[Data records]
────────────────────
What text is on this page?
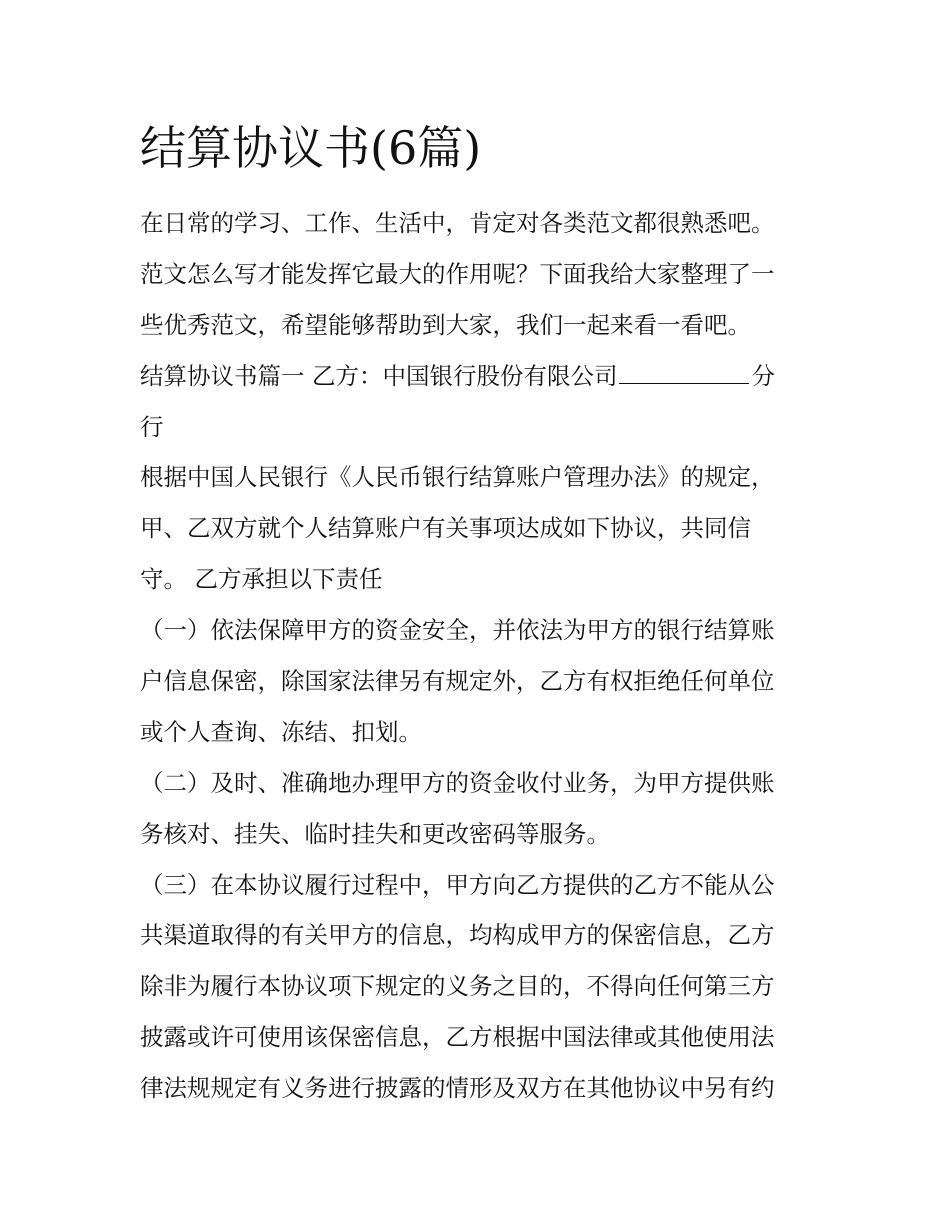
结算协议书(6篇)
在日常的学习、工作、生活中，肯定对各类范文都很熟悉吧。
范文怎么写才能发挥它最大的作用呢？下面我给大家整理了一
些优秀范文，希望能够帮助到大家，我们一起来看一看吧。
结算协议书篇一 乙方：中国银行股份有限公司	分
行
根据中国人民银行《人民币银行结算账户管理办法》的规定，
甲、乙双方就个人结算账户有关事项达成如下协议，共同信
守。 乙方承担以下责任
（一）依法保障甲方的资金安全，并依法为甲方的银行结算账
户信息保密，除国家法律另有规定外，乙方有权拒绝任何单位
或个人查询、冻结、扣划。
（二）及时、准确地办理甲方的资金收付业务，为甲方提供账
务核对、挂失、临时挂失和更改密码等服务。
（三）在本协议履行过程中，甲方向乙方提供的乙方不能从公
共渠道取得的有关甲方的信息，均构成甲方的保密信息，乙方
除非为履行本协议项下规定的义务之目的，不得向任何第三方
披露或许可使用该保密信息，乙方根据中国法律或其他使用法
律法规规定有义务进行披露的情形及双方在其他协议中另有约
────────────────────
■ **WHAT NEEDS TO BE DONE**:
Quote the listing above in full, except for the pictures.

■ **TASK RESPONSE**:
What text is on this page?
结算协议书(6篇)
在日常的学习、工作、生活中，肯定对各类范文都很熟悉吧。
范文怎么写才能发挥它最大的作用呢？下面我给大家整理了一
些优秀范文，希望能够帮助到大家，我们一起来看一看吧。
结算协议书篇一 乙方：中国银行股份有限公司	分
行
根据中国人民银行《人民币银行结算账户管理办法》的规定，
甲、乙双方就个人结算账户有关事项达成如下协议，共同信
守。 乙方承担以下责任
（一）依法保障甲方的资金安全，并依法为甲方的银行结算账
户信息保密，除国家法律另有规定外，乙方有权拒绝任何单位
或个人查询、冻结、扣划。
（二）及时、准确地办理甲方的资金收付业务，为甲方提供账
务核对、挂失、临时挂失和更改密码等服务。
（三）在本协议履行过程中，甲方向乙方提供的乙方不能从公
共渠道取得的有关甲方的信息，均构成甲方的保密信息，乙方
除非为履行本协议项下规定的义务之目的，不得向任何第三方
披露或许可使用该保密信息，乙方根据中国法律或其他使用法
律法规规定有义务进行披露的情形及双方在其他协议中另有约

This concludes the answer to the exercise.